## WHAT TO DO
Send each entry back exactly as given, pictures excluded.

::::

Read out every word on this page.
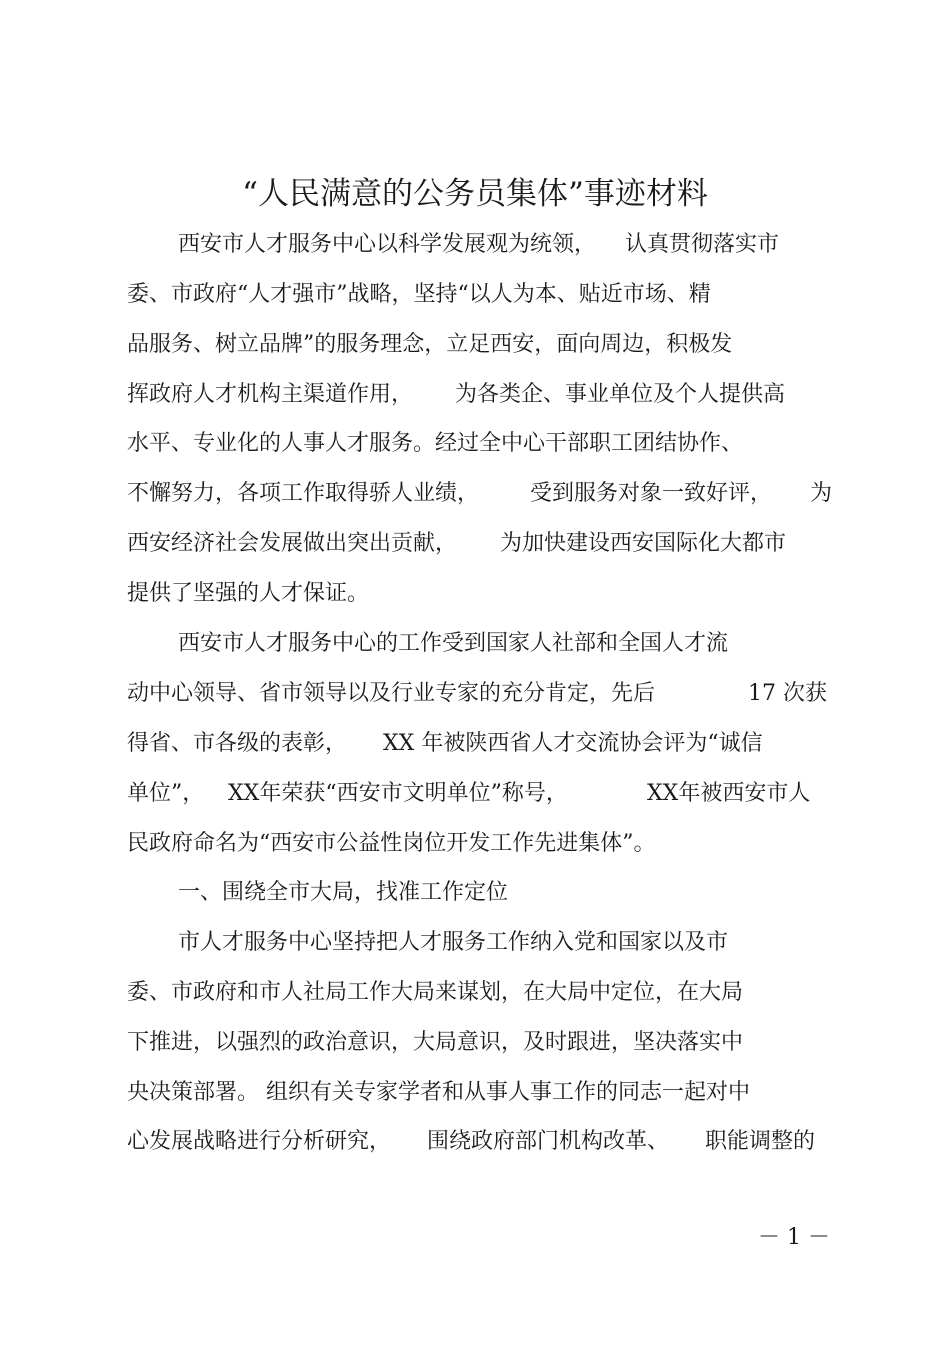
“人民满意的公务员集体”事迹材料
西安市人才服务中心以科学发展观为统领， 认真贯彻落实市
委、市政府“人才强市”战略，坚持“以人为本、贴近市场、精
品服务、树立品牌”的服务理念，立足西安，面向周边，积极发
挥政府人才机构主渠道作用， 为各类企、事业单位及个人提供高
水平、专业化的人事人才服务。经过全中心干部职工团结协作、
不懈努力，各项工作取得骄人业绩， 受到服务对象一致好评， 为
西安经济社会发展做出突出贡献， 为加快建设西安国际化大都市
提供了坚强的人才保证。
西安市人才服务中心的工作受到国家人社部和全国人才流
动中心领导、省市领导以及行业专家的充分肯定，先后	17 次获
得省、市各级的表彰， XX 年被陕西省人才交流协会评为“诚信
单位”， XX年荣获“西安市文明单位”称号，	XX年被西安市人
民政府命名为“西安市公益性岗位开发工作先进集体”。
一、围绕全市大局，找准工作定位
市人才服务中心坚持把人才服务工作纳入党和国家以及市
委、市政府和市人社局工作大局来谋划，在大局中定位，在大局
下推进，以强烈的政治意识，大局意识，及时跟进，坚决落实中
央决策部署。 组织有关专家学者和从事人事工作的同志一起对中
心发展战略进行分析研究， 围绕政府部门机构改革、 职能调整的
－ 1 －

::::

## OUTPUT FOR THIS TASK
Read out every word on this page.
“人民满意的公务员集体”事迹材料
西安市人才服务中心以科学发展观为统领， 认真贯彻落实市
委、市政府“人才强市”战略，坚持“以人为本、贴近市场、精
品服务、树立品牌”的服务理念，立足西安，面向周边，积极发
挥政府人才机构主渠道作用， 为各类企、事业单位及个人提供高
水平、专业化的人事人才服务。经过全中心干部职工团结协作、
不懈努力，各项工作取得骄人业绩， 受到服务对象一致好评， 为
西安经济社会发展做出突出贡献， 为加快建设西安国际化大都市
提供了坚强的人才保证。
西安市人才服务中心的工作受到国家人社部和全国人才流
动中心领导、省市领导以及行业专家的充分肯定，先后	17 次获
得省、市各级的表彰， XX 年被陕西省人才交流协会评为“诚信
单位”， XX年荣获“西安市文明单位”称号，	XX年被西安市人
民政府命名为“西安市公益性岗位开发工作先进集体”。
一、围绕全市大局，找准工作定位
市人才服务中心坚持把人才服务工作纳入党和国家以及市
委、市政府和市人社局工作大局来谋划，在大局中定位，在大局
下推进，以强烈的政治意识，大局意识，及时跟进，坚决落实中
央决策部署。 组织有关专家学者和从事人事工作的同志一起对中
心发展战略进行分析研究， 围绕政府部门机构改革、 职能调整的
－ 1 －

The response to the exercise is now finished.